Eva lamentava a impossibilidade de obter ajuda profissional. Queria morrer de modo rápido e indolor, não de maneira violenta ou dolorosa. Queria encerrar sua vida de forma discreta e pacífica, não de modo dramático ou sanguinolento. 'Seria tão bom poder dormir e não acordar. Tão fácil. Por que não pode ser assim?', ela dizia. Trecho do livro (pág. 91)
Questão de liberdade individual
Para Silva, garantir o direito de decidir como morrer reforça a liberdade individual. "Se alguém não acredita nesse caminho, é só não tomar. Da mesma forma que não posso decidir por outras pessoas, elas não podem decidir por mim."
"Autodeterminação é o direito de a pessoa tomar decisões soberanas a respeito de si mesma. A gente toma um milhão de decisões ao longo da vida, algumas delas nos colocando em risco, como o jeito que a gente come, trabalha, se diverte. Nós temos o direito de tomar essas decisões também sobre a nossa morte", diz o escritor.
As opções junto à morte assistida são:
Distanásia: está no outro extremo, quando os recursos da medicina são usados para prolongar a vida;
Ortotanásia: conhecida como "a morte no tempo certo", em que a pessoa está sob cuidados paliativos.

E o Brasil?
Silva crê que a legalização no Brasil não levaria a um fluxo de mortes assistidas. Na Suíça, por exemplo, um terço das pessoas desiste do procedimento ao conquistar o acesso. Segundo ele, o abandono da ideia é explicado pela perda da urgência e da ansiedade ao garantir a possibilidade de fazê-lo quando quiser.
"O fato de ter acesso legal pode ter efeito de redução no número de pessoas em busca, porque ela sabe que quando a situação 'apertar', terá acesso. Você sabe onde está a saída de emergência. Agora, se você não tem saída de emergência, antecipa a decisão que poderia ser melhor pensada", diz o jornalista.
Ele afirma, no entanto, que os caminhos pela liberação são mais tortuosos onde a morte e temas da liberdade individual ainda são tabus. É o caso do Brasil. Para se ter ideia, a morte assistida já é tida como um "seguro de vida" por moradores de alguns países: é a garantia de um fim sem sofrimento em caso de doença incapacitante no futuro.

Itens armazenados de uma coleção:
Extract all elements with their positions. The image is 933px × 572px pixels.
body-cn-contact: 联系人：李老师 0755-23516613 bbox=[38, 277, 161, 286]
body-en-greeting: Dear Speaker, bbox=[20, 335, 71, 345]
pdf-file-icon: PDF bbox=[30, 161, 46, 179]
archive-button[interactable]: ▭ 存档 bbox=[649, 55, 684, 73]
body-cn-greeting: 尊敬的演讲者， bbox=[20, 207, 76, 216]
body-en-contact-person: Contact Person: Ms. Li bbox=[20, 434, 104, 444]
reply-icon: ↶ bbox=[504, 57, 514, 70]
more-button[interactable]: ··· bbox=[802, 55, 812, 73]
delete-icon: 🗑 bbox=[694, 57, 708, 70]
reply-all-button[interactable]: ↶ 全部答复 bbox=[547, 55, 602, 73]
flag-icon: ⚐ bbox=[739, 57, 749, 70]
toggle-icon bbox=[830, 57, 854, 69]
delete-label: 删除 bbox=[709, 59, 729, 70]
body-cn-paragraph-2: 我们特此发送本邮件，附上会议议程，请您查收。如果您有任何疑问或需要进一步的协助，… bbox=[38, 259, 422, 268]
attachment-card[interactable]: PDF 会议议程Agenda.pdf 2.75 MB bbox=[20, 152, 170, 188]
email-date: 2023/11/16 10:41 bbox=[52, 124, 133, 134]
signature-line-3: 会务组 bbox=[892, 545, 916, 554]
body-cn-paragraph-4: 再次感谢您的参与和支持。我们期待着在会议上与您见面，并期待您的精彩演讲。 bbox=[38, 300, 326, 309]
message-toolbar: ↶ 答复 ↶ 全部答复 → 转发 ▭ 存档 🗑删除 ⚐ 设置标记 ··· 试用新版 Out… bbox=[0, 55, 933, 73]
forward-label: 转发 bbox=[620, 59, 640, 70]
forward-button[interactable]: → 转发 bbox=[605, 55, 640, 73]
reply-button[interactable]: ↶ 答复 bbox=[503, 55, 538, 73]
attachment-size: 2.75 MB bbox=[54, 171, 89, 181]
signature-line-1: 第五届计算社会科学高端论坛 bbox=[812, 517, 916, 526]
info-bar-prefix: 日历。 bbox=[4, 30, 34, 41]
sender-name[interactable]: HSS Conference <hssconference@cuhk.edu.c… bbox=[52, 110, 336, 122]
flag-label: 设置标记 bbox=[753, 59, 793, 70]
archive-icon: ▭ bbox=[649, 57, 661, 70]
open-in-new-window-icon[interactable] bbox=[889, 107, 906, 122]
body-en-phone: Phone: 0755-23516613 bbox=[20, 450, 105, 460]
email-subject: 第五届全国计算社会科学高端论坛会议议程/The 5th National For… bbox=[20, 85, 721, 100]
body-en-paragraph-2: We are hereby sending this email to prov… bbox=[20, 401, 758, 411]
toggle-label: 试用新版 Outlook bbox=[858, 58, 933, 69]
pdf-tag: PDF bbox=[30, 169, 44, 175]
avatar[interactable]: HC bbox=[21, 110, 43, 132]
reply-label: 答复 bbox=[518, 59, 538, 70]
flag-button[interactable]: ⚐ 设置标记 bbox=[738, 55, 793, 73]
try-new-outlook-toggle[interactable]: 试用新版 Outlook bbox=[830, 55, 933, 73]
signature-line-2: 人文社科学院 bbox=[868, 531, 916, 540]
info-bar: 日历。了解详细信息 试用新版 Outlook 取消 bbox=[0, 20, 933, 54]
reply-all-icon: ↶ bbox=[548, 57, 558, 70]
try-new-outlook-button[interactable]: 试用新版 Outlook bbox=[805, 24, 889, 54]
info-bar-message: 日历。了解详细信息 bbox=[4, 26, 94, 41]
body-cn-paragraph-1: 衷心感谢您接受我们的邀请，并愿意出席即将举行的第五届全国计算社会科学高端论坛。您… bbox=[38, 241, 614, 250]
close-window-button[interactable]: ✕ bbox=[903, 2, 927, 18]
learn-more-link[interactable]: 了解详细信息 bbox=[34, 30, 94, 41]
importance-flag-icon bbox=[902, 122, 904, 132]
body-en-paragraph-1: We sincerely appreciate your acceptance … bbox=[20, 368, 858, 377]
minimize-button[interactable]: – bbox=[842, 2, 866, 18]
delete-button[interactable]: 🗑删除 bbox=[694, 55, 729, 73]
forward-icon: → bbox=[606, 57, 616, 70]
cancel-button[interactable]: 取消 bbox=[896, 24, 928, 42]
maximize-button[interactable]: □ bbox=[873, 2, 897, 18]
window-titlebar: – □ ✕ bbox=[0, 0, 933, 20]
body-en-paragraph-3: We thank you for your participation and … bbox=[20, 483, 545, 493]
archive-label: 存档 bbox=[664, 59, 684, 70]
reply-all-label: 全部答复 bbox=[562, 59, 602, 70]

__REQUISITOS DO EXERCÍCIO__:
a. Extraia do texto sobre a morte assistida o trecho que começa em "Ele afirma, no" e segue até "incapacitante no futuro.".
b. Escreva a continuação do texto sobre a morte assistida a partir do ponto em que ele termina.

__RESPOSTAS POR TAREFA__:
a.
Ele afirma, no entanto, que os caminhos pela liberação são mais tortuosos onde a morte e temas da liberdade individual ainda são tabus. É o caso do Brasil. Para se ter ideia, a morte assistida já é tida como um "seguro de vida" por moradores de alguns países: é a garantia de um fim sem sofrimento em caso de doença incapacitante no futuro.

b.
"Acho que a gente é um povo um pouco supersticioso, temos esse medo de falar, mencionar a morte. É como se não falar ou pensar fizesse a gente não morrer. Como resultado, o Brasil é um dos piores países do mundo para morrer", observa ele. Realmente, em 2022, o Brasil foi eleito o terceiro pior país para se morrer em uma lista com 81 participantes, mostrou estudo publicado no Jornal de Manejo da Dor e Sintomas. O levantamento considerou aspectos como expectativa de vida, conhecimento da população sobre cuidados paliativos, gastos em saúde e controle da dor dos pacientes.
O pano de fundo da discussão [sobre morte assistida] é uma disputa de poder entre instituição e indivíduo. Em países mais conservadores, as instituições não abrem mão de controlar o indivíduo. Estou falando do Estado, da Igreja, da polícia, da medicina, da Justiça. E o Brasil é um país muito conservador quando falamos, por exemplo, de orientação sexual, identidade de gênero, direito reprodutivo das mulheres, consumo de substâncias. Adriano Silva
*A personagem teve o nome preservado a pedido de sua família, que compartilhou a história sob condição de manter o anonimato dos envolvidos.